Dataset items:
>> Begin

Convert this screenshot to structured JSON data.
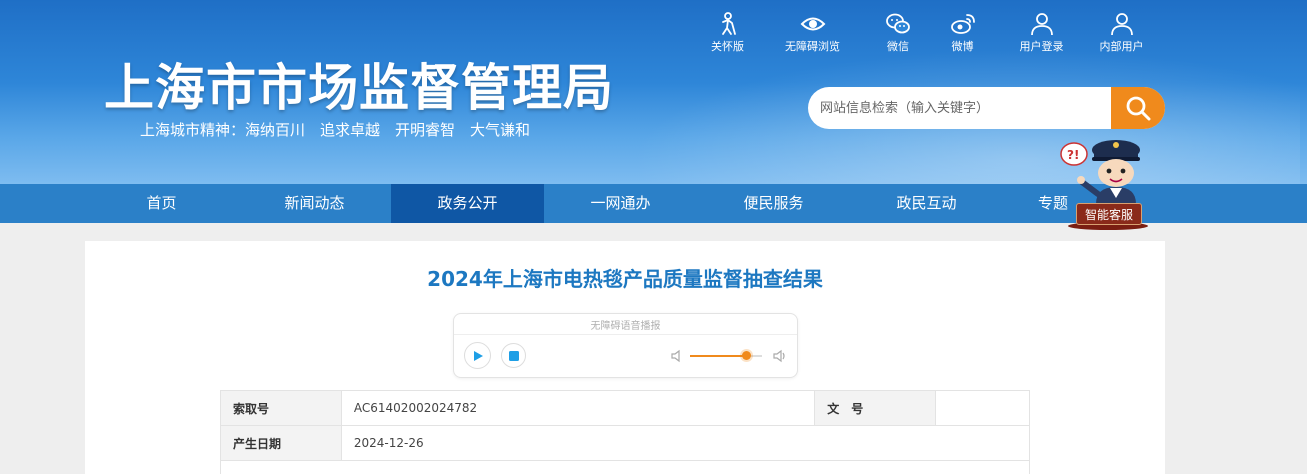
{
  "header": {
    "site_title": "上海市市场监督管理局",
    "city_spirit": "上海城市精神：海纳百川　追求卓越　开明睿智　大气谦和"
  },
  "toolbar": {
    "items": [
      {
        "label": "关怀版",
        "icon": "elder-care-icon"
      },
      {
        "label": "无障碍浏览",
        "icon": "eye-icon"
      },
      {
        "label": "微信",
        "icon": "wechat-icon"
      },
      {
        "label": "微博",
        "icon": "weibo-icon"
      },
      {
        "label": "用户登录",
        "icon": "user-icon"
      },
      {
        "label": "内部用户",
        "icon": "user-icon"
      }
    ]
  },
  "search": {
    "placeholder": "网站信息检索（输入关键字）"
  },
  "nav": {
    "items": [
      {
        "label": "首页"
      },
      {
        "label": "新闻动态"
      },
      {
        "label": "政务公开",
        "active": true
      },
      {
        "label": "一网通办"
      },
      {
        "label": "便民服务"
      },
      {
        "label": "政民互动"
      },
      {
        "label": "专题"
      }
    ]
  },
  "mascot": {
    "label": "智能客服"
  },
  "article": {
    "title": "2024年上海市电热毯产品质量监督抽查结果"
  },
  "audio": {
    "label": "无障碍语音播报",
    "volume": 0.78
  },
  "info": {
    "index_label": "索取号",
    "index_value": "AC61402002024782",
    "doc_label": "文　号",
    "doc_value": "",
    "date_label": "产生日期",
    "date_value": "2024-12-26"
  },
  "colors": {
    "header_blue": "#2e86d8",
    "nav_blue": "#2b80c8",
    "nav_active": "#0f57a5",
    "accent_orange": "#f08a1c",
    "title_blue": "#1d78c1"
  }
}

>> End

# Exercise brief
Look through the entries and return every line where "icon" appears.

# Task response
        "icon": "elder-care-icon"
        "icon": "eye-icon"
        "icon": "wechat-icon"
        "icon": "weibo-icon"
        "icon": "user-icon"
        "icon": "user-icon"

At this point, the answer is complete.